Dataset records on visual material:
----------------

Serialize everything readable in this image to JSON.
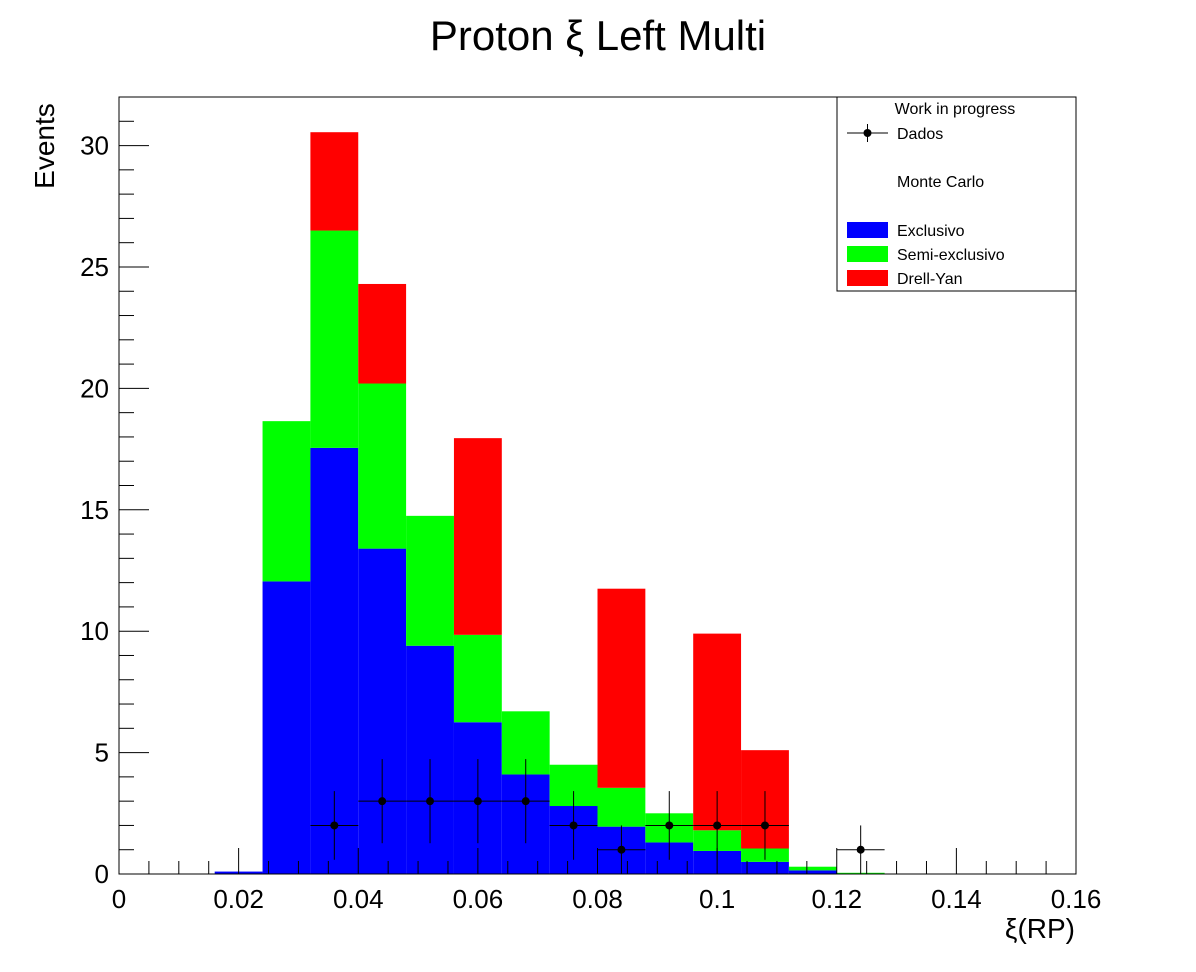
{
  "chart_data": {
    "type": "bar",
    "title": "Proton ξ Left Multi",
    "xlabel": "ξ(RP)",
    "ylabel": "Events",
    "xlim": [
      0,
      0.16
    ],
    "ylim": [
      0,
      32
    ],
    "x_ticks": [
      "0",
      "0.02",
      "0.04",
      "0.06",
      "0.08",
      "0.1",
      "0.12",
      "0.14",
      "0.16"
    ],
    "y_ticks": [
      "0",
      "5",
      "10",
      "15",
      "20",
      "25",
      "30"
    ],
    "bins": [
      [
        0.016,
        0.024
      ],
      [
        0.024,
        0.032
      ],
      [
        0.032,
        0.04
      ],
      [
        0.04,
        0.048
      ],
      [
        0.048,
        0.056
      ],
      [
        0.056,
        0.064
      ],
      [
        0.064,
        0.072
      ],
      [
        0.072,
        0.08
      ],
      [
        0.08,
        0.088
      ],
      [
        0.088,
        0.096
      ],
      [
        0.096,
        0.104
      ],
      [
        0.104,
        0.112
      ],
      [
        0.112,
        0.12
      ],
      [
        0.12,
        0.128
      ]
    ],
    "stack": [
      {
        "name": "Exclusivo",
        "color": "#0000ff",
        "values": [
          0.1,
          12.05,
          17.55,
          13.4,
          9.4,
          6.25,
          4.1,
          2.8,
          1.95,
          1.3,
          0.95,
          0.5,
          0.15,
          0
        ]
      },
      {
        "name": "Semi-exclusivo",
        "color": "#00ff00",
        "values": [
          0,
          6.6,
          8.95,
          6.8,
          5.35,
          3.6,
          2.6,
          1.7,
          1.6,
          1.2,
          0.85,
          0.55,
          0.15,
          0.05
        ]
      },
      {
        "name": "Drell-Yan",
        "color": "#ff0000",
        "values": [
          0,
          0,
          4.05,
          4.1,
          0,
          8.1,
          0,
          0,
          8.2,
          0,
          8.1,
          4.05,
          0,
          0
        ]
      }
    ],
    "data_points": {
      "name": "Dados",
      "x": [
        0.036,
        0.044,
        0.052,
        0.06,
        0.068,
        0.076,
        0.084,
        0.092,
        0.1,
        0.108,
        0.124
      ],
      "y": [
        2,
        3,
        3,
        3,
        3,
        2,
        1,
        2,
        2,
        2,
        1
      ],
      "xerr": 0.004
    },
    "legend": {
      "placement": "top-right",
      "entries": [
        "Work in progress",
        "Dados",
        "Monte Carlo",
        "Exclusivo",
        "Semi-exclusivo",
        "Drell-Yan"
      ]
    }
  }
}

----------------

### Challenge
Print the full listing exactly, dropping the pictures.

### Written answer
Serialize everything readable in this image to JSON.
{
  "chart_data": {
    "type": "bar",
    "title": "Proton ξ Left Multi",
    "xlabel": "ξ(RP)",
    "ylabel": "Events",
    "xlim": [
      0,
      0.16
    ],
    "ylim": [
      0,
      32
    ],
    "x_ticks": [
      "0",
      "0.02",
      "0.04",
      "0.06",
      "0.08",
      "0.1",
      "0.12",
      "0.14",
      "0.16"
    ],
    "y_ticks": [
      "0",
      "5",
      "10",
      "15",
      "20",
      "25",
      "30"
    ],
    "bins": [
      [
        0.016,
        0.024
      ],
      [
        0.024,
        0.032
      ],
      [
        0.032,
        0.04
      ],
      [
        0.04,
        0.048
      ],
      [
        0.048,
        0.056
      ],
      [
        0.056,
        0.064
      ],
      [
        0.064,
        0.072
      ],
      [
        0.072,
        0.08
      ],
      [
        0.08,
        0.088
      ],
      [
        0.088,
        0.096
      ],
      [
        0.096,
        0.104
      ],
      [
        0.104,
        0.112
      ],
      [
        0.112,
        0.12
      ],
      [
        0.12,
        0.128
      ]
    ],
    "stack": [
      {
        "name": "Exclusivo",
        "color": "#0000ff",
        "values": [
          0.1,
          12.05,
          17.55,
          13.4,
          9.4,
          6.25,
          4.1,
          2.8,
          1.95,
          1.3,
          0.95,
          0.5,
          0.15,
          0
        ]
      },
      {
        "name": "Semi-exclusivo",
        "color": "#00ff00",
        "values": [
          0,
          6.6,
          8.95,
          6.8,
          5.35,
          3.6,
          2.6,
          1.7,
          1.6,
          1.2,
          0.85,
          0.55,
          0.15,
          0.05
        ]
      },
      {
        "name": "Drell-Yan",
        "color": "#ff0000",
        "values": [
          0,
          0,
          4.05,
          4.1,
          0,
          8.1,
          0,
          0,
          8.2,
          0,
          8.1,
          4.05,
          0,
          0
        ]
      }
    ],
    "data_points": {
      "name": "Dados",
      "x": [
        0.036,
        0.044,
        0.052,
        0.06,
        0.068,
        0.076,
        0.084,
        0.092,
        0.1,
        0.108,
        0.124
      ],
      "y": [
        2,
        3,
        3,
        3,
        3,
        2,
        1,
        2,
        2,
        2,
        1
      ],
      "xerr": 0.004
    },
    "legend": {
      "placement": "top-right",
      "entries": [
        "Work in progress",
        "Dados",
        "Monte Carlo",
        "Exclusivo",
        "Semi-exclusivo",
        "Drell-Yan"
      ]
    }
  }
}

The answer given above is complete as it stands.